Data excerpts
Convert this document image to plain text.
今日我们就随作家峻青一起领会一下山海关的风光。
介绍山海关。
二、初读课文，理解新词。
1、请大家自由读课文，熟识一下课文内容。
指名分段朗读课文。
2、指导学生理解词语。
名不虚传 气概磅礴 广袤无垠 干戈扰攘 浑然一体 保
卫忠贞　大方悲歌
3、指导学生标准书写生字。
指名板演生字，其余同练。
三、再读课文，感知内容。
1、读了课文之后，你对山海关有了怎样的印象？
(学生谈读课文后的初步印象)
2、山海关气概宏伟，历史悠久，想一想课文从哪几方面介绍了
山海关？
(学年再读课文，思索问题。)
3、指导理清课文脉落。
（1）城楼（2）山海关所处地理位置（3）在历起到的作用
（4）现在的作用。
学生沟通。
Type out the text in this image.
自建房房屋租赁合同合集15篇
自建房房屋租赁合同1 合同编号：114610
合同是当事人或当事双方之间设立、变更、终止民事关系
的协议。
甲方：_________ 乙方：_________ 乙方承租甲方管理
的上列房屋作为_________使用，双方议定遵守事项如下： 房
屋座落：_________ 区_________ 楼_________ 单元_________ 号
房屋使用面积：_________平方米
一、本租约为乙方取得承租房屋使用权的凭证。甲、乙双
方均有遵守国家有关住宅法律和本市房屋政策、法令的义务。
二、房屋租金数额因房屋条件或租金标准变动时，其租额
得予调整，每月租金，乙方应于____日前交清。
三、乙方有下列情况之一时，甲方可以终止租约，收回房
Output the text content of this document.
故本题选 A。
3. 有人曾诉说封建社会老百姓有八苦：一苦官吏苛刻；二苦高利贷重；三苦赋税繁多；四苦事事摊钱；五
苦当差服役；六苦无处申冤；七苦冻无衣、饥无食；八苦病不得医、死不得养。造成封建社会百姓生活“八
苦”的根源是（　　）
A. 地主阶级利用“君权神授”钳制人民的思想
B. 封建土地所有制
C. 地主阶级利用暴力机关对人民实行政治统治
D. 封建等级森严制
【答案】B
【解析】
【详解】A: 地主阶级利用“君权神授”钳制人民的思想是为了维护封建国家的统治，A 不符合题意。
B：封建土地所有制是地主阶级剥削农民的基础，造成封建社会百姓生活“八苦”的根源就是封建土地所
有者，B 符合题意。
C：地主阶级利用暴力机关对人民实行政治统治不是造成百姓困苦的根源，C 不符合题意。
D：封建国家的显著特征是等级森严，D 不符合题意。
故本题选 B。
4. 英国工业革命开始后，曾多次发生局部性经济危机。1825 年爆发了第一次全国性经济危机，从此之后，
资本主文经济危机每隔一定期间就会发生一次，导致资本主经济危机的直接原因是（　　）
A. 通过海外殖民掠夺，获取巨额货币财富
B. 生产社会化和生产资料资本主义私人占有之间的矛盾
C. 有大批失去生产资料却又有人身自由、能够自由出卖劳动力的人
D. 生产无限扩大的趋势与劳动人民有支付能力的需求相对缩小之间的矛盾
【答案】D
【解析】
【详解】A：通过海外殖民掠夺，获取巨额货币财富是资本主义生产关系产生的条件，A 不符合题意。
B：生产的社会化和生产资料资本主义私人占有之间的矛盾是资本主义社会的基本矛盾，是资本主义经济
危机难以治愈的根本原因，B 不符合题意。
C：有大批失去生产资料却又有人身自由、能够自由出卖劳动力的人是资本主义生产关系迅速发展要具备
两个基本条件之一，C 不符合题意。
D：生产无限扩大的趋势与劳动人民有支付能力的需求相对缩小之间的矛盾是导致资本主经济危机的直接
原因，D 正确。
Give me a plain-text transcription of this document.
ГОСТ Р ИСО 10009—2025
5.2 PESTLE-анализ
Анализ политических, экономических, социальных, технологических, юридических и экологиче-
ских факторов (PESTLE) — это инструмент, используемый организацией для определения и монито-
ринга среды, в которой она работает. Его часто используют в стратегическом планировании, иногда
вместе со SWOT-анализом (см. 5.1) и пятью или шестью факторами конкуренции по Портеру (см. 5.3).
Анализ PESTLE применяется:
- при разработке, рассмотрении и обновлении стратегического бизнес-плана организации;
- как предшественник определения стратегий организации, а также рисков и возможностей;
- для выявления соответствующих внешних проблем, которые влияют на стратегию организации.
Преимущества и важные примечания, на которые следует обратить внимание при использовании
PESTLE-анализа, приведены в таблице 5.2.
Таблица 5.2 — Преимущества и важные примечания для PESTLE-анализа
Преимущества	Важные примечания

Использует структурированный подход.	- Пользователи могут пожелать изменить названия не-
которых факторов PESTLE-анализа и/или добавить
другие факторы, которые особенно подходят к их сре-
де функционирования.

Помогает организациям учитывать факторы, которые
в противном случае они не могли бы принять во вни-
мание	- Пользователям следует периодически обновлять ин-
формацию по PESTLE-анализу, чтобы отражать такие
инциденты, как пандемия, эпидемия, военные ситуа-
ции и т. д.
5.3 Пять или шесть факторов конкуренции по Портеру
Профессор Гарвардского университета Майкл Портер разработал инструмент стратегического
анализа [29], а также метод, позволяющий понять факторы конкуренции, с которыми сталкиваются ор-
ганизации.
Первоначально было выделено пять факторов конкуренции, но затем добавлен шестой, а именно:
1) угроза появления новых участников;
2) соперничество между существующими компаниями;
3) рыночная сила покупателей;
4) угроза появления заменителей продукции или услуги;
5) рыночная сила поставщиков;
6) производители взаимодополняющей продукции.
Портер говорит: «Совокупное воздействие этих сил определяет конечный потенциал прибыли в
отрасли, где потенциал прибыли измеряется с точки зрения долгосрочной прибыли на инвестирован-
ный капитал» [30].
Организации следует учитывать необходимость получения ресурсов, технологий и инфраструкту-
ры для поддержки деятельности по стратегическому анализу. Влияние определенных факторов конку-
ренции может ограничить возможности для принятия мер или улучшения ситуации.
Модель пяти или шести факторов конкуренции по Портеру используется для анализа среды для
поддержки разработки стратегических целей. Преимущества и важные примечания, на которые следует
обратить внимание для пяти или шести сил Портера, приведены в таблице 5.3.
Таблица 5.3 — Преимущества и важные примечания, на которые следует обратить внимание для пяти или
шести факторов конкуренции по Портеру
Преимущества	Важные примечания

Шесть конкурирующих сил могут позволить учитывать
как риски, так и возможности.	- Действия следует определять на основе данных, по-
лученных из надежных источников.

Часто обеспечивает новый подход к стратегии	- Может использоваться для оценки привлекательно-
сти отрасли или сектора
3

_WORK TO BE COMPLETED_
Write the data from above out again, exactly.

_TASK RESPONSE_
Convert this document image to plain text.
今日我们就随作家峻青一起领会一下山海关的风光。
介绍山海关。
二、初读课文，理解新词。
1、请大家自由读课文，熟识一下课文内容。
指名分段朗读课文。
2、指导学生理解词语。
名不虚传 气概磅礴 广袤无垠 干戈扰攘 浑然一体 保
卫忠贞　大方悲歌
3、指导学生标准书写生字。
指名板演生字，其余同练。
三、再读课文，感知内容。
1、读了课文之后，你对山海关有了怎样的印象？
(学生谈读课文后的初步印象)
2、山海关气概宏伟，历史悠久，想一想课文从哪几方面介绍了
山海关？
(学年再读课文，思索问题。)
3、指导理清课文脉落。
（1）城楼（2）山海关所处地理位置（3）在历起到的作用
（4）现在的作用。
学生沟通。
Type out the text in this image.
自建房房屋租赁合同合集15篇
自建房房屋租赁合同1 合同编号：114610
合同是当事人或当事双方之间设立、变更、终止民事关系
的协议。
甲方：_________ 乙方：_________ 乙方承租甲方管理
的上列房屋作为_________使用，双方议定遵守事项如下： 房
屋座落：_________ 区_________ 楼_________ 单元_________ 号
房屋使用面积：_________平方米
一、本租约为乙方取得承租房屋使用权的凭证。甲、乙双
方均有遵守国家有关住宅法律和本市房屋政策、法令的义务。
二、房屋租金数额因房屋条件或租金标准变动时，其租额
得予调整，每月租金，乙方应于____日前交清。
三、乙方有下列情况之一时，甲方可以终止租约，收回房
Output the text content of this document.
故本题选 A。
3. 有人曾诉说封建社会老百姓有八苦：一苦官吏苛刻；二苦高利贷重；三苦赋税繁多；四苦事事摊钱；五
苦当差服役；六苦无处申冤；七苦冻无衣、饥无食；八苦病不得医、死不得养。造成封建社会百姓生活“八
苦”的根源是（　　）
A. 地主阶级利用“君权神授”钳制人民的思想
B. 封建土地所有制
C. 地主阶级利用暴力机关对人民实行政治统治
D. 封建等级森严制
【答案】B
【解析】
【详解】A: 地主阶级利用“君权神授”钳制人民的思想是为了维护封建国家的统治，A 不符合题意。
B：封建土地所有制是地主阶级剥削农民的基础，造成封建社会百姓生活“八苦”的根源就是封建土地所
有者，B 符合题意。
C：地主阶级利用暴力机关对人民实行政治统治不是造成百姓困苦的根源，C 不符合题意。
D：封建国家的显著特征是等级森严，D 不符合题意。
故本题选 B。
4. 英国工业革命开始后，曾多次发生局部性经济危机。1825 年爆发了第一次全国性经济危机，从此之后，
资本主文经济危机每隔一定期间就会发生一次，导致资本主经济危机的直接原因是（　　）
A. 通过海外殖民掠夺，获取巨额货币财富
B. 生产社会化和生产资料资本主义私人占有之间的矛盾
C. 有大批失去生产资料却又有人身自由、能够自由出卖劳动力的人
D. 生产无限扩大的趋势与劳动人民有支付能力的需求相对缩小之间的矛盾
【答案】D
【解析】
【详解】A：通过海外殖民掠夺，获取巨额货币财富是资本主义生产关系产生的条件，A 不符合题意。
B：生产的社会化和生产资料资本主义私人占有之间的矛盾是资本主义社会的基本矛盾，是资本主义经济
危机难以治愈的根本原因，B 不符合题意。
C：有大批失去生产资料却又有人身自由、能够自由出卖劳动力的人是资本主义生产关系迅速发展要具备
两个基本条件之一，C 不符合题意。
D：生产无限扩大的趋势与劳动人民有支付能力的需求相对缩小之间的矛盾是导致资本主经济危机的直接
原因，D 正确。
Give me a plain-text transcription of this document.
ГОСТ Р ИСО 10009—2025
5.2 PESTLE-анализ
Анализ политических, экономических, социальных, технологических, юридических и экологиче-
ских факторов (PESTLE) — это инструмент, используемый организацией для определения и монито-
ринга среды, в которой она работает. Его часто используют в стратегическом планировании, иногда
вместе со SWOT-анализом (см. 5.1) и пятью или шестью факторами конкуренции по Портеру (см. 5.3).
Анализ PESTLE применяется:
- при разработке, рассмотрении и обновлении стратегического бизнес-плана организации;
- как предшественник определения стратегий организации, а также рисков и возможностей;
- для выявления соответствующих внешних проблем, которые влияют на стратегию организации.
Преимущества и важные примечания, на которые следует обратить внимание при использовании
PESTLE-анализа, приведены в таблице 5.2.
Таблица 5.2 — Преимущества и важные примечания для PESTLE-анализа
Преимущества	Важные примечания

Использует структурированный подход.	- Пользователи могут пожелать изменить названия не-
которых факторов PESTLE-анализа и/или добавить
другие факторы, которые особенно подходят к их сре-
де функционирования.

Помогает организациям учитывать факторы, которые
в противном случае они не могли бы принять во вни-
мание	- Пользователям следует периодически обновлять ин-
формацию по PESTLE-анализу, чтобы отражать такие
инциденты, как пандемия, эпидемия, военные ситуа-
ции и т. д.
5.3 Пять или шесть факторов конкуренции по Портеру
Профессор Гарвардского университета Майкл Портер разработал инструмент стратегического
анализа [29], а также метод, позволяющий понять факторы конкуренции, с которыми сталкиваются ор-
ганизации.
Первоначально было выделено пять факторов конкуренции, но затем добавлен шестой, а именно:
1) угроза появления новых участников;
2) соперничество между существующими компаниями;
3) рыночная сила покупателей;
4) угроза появления заменителей продукции или услуги;
5) рыночная сила поставщиков;
6) производители взаимодополняющей продукции.
Портер говорит: «Совокупное воздействие этих сил определяет конечный потенциал прибыли в
отрасли, где потенциал прибыли измеряется с точки зрения долгосрочной прибыли на инвестирован-
ный капитал» [30].
Организации следует учитывать необходимость получения ресурсов, технологий и инфраструкту-
ры для поддержки деятельности по стратегическому анализу. Влияние определенных факторов конку-
ренции может ограничить возможности для принятия мер или улучшения ситуации.
Модель пяти или шести факторов конкуренции по Портеру используется для анализа среды для
поддержки разработки стратегических целей. Преимущества и важные примечания, на которые следует
обратить внимание для пяти или шести сил Портера, приведены в таблице 5.3.
Таблица 5.3 — Преимущества и важные примечания, на которые следует обратить внимание для пяти или
шести факторов конкуренции по Портеру
Преимущества	Важные примечания

Шесть конкурирующих сил могут позволить учитывать
как риски, так и возможности.	- Действия следует определять на основе данных, по-
лученных из надежных источников.

Часто обеспечивает новый подход к стратегии	- Может использоваться для оценки привлекательно-
сти отрасли или сектора
3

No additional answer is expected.